» Problem
Reproduce the line containing "Transcribe the text in this document." exactly, along with each line after it through the end of the data; pictures are left out.

» Data
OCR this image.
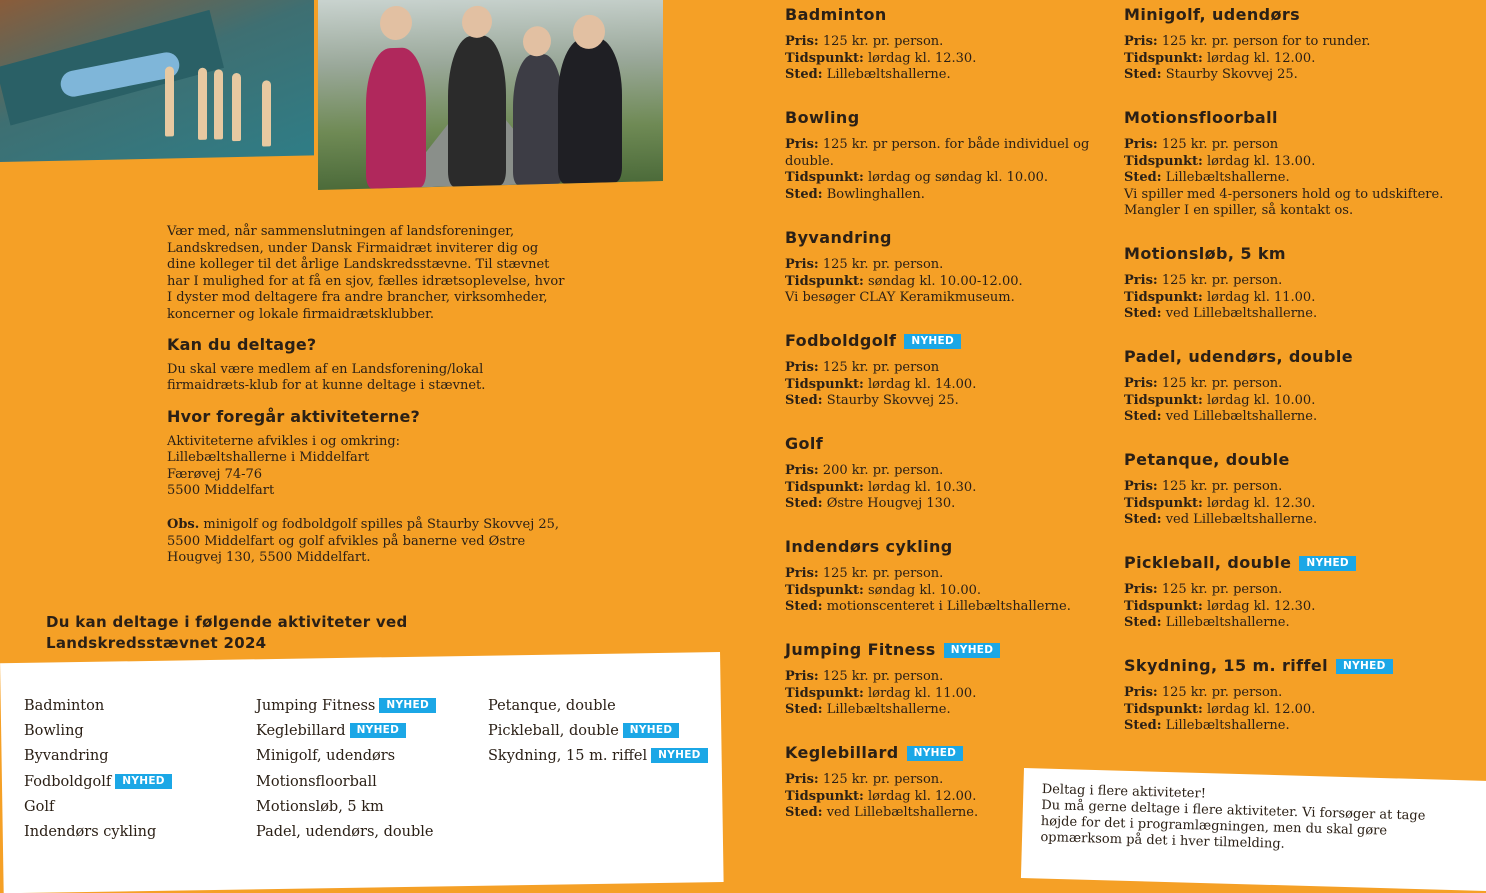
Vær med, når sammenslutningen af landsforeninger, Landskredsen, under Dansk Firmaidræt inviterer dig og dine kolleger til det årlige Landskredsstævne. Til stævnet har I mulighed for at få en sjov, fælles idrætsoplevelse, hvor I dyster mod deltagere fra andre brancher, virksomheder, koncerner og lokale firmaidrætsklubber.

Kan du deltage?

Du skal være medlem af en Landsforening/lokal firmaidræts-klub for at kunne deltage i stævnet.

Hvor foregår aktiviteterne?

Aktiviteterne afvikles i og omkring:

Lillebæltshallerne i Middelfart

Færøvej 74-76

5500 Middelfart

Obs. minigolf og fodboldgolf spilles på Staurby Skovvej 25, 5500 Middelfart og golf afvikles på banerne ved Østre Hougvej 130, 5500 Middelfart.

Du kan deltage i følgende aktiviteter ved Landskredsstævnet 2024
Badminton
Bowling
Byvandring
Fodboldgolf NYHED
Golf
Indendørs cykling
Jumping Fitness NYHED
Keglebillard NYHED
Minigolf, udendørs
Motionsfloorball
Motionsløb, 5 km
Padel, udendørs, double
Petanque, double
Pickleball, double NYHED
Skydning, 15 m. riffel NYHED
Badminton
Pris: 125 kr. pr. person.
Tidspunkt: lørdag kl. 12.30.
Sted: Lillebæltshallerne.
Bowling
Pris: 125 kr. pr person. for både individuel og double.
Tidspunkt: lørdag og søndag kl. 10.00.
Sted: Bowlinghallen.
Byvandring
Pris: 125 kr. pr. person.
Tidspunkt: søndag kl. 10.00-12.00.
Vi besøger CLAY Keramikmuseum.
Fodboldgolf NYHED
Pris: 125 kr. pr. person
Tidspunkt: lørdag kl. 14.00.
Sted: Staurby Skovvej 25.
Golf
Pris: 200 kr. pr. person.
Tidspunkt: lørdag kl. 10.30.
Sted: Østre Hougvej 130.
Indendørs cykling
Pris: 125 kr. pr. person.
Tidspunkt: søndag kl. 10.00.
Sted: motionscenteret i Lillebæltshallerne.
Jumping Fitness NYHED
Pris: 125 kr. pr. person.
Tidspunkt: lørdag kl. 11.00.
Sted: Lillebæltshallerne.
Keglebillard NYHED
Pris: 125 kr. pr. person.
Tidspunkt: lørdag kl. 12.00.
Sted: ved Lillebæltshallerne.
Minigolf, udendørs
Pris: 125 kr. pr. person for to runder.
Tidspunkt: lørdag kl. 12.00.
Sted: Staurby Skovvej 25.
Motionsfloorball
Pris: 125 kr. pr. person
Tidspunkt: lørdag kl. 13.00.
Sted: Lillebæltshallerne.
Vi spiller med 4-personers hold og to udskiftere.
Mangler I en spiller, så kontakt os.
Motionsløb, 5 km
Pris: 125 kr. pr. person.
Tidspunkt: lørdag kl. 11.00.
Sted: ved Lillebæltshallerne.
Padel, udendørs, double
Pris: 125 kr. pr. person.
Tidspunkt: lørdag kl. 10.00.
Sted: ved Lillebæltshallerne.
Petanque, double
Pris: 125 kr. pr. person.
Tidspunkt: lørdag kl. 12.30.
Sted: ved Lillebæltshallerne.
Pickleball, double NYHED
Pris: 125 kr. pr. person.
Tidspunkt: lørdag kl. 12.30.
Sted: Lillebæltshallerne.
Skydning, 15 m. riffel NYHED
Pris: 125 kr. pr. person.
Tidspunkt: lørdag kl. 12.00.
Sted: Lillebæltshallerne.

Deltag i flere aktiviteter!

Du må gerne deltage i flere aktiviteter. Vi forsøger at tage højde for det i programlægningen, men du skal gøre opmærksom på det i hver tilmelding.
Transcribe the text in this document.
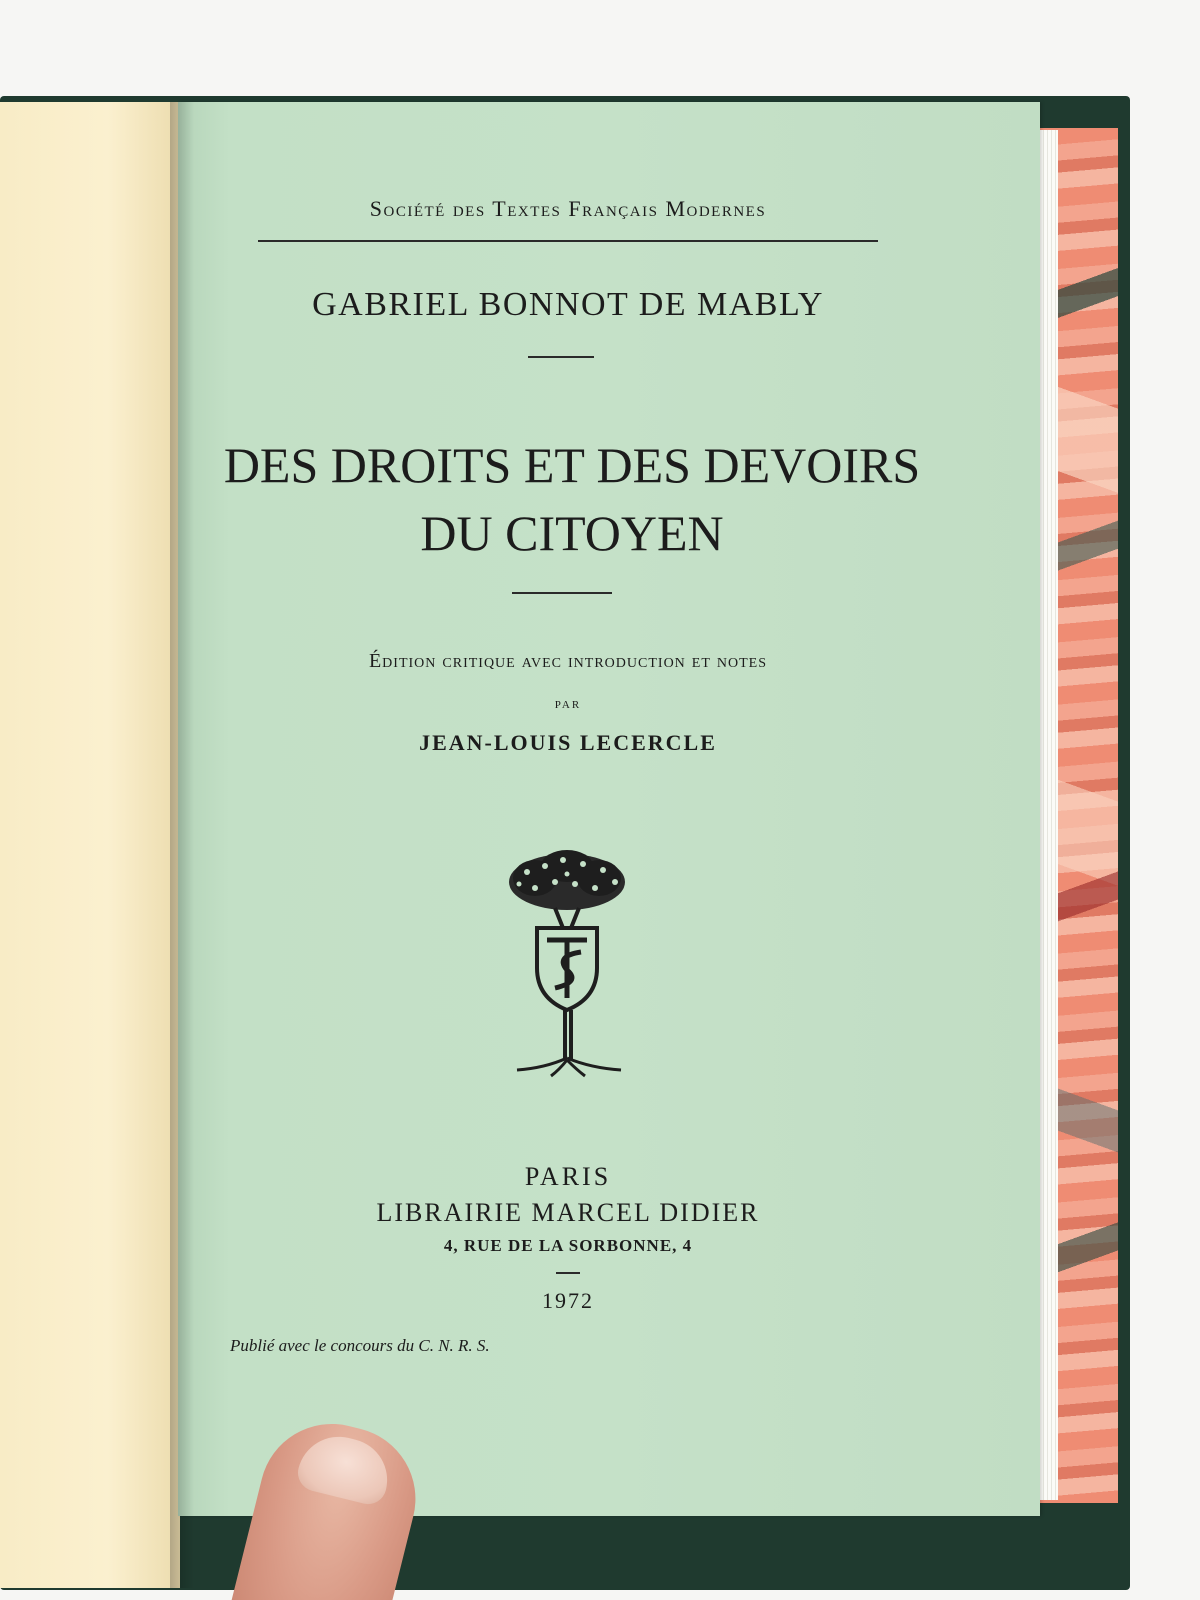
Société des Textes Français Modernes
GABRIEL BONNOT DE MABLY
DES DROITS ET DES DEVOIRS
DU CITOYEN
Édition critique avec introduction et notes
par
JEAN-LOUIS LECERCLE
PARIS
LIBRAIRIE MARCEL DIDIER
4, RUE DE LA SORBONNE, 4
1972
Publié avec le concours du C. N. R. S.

» Full response
Transcribe the text in this document.
Société des Textes Français Modernes
GABRIEL BONNOT DE MABLY
DES DROITS ET DES DEVOIRS
DU CITOYEN
Édition critique avec introduction et notes
par
JEAN-LOUIS LECERCLE
PARIS
LIBRAIRIE MARCEL DIDIER
4, RUE DE LA SORBONNE, 4
1972
Publié avec le concours du C. N. R. S.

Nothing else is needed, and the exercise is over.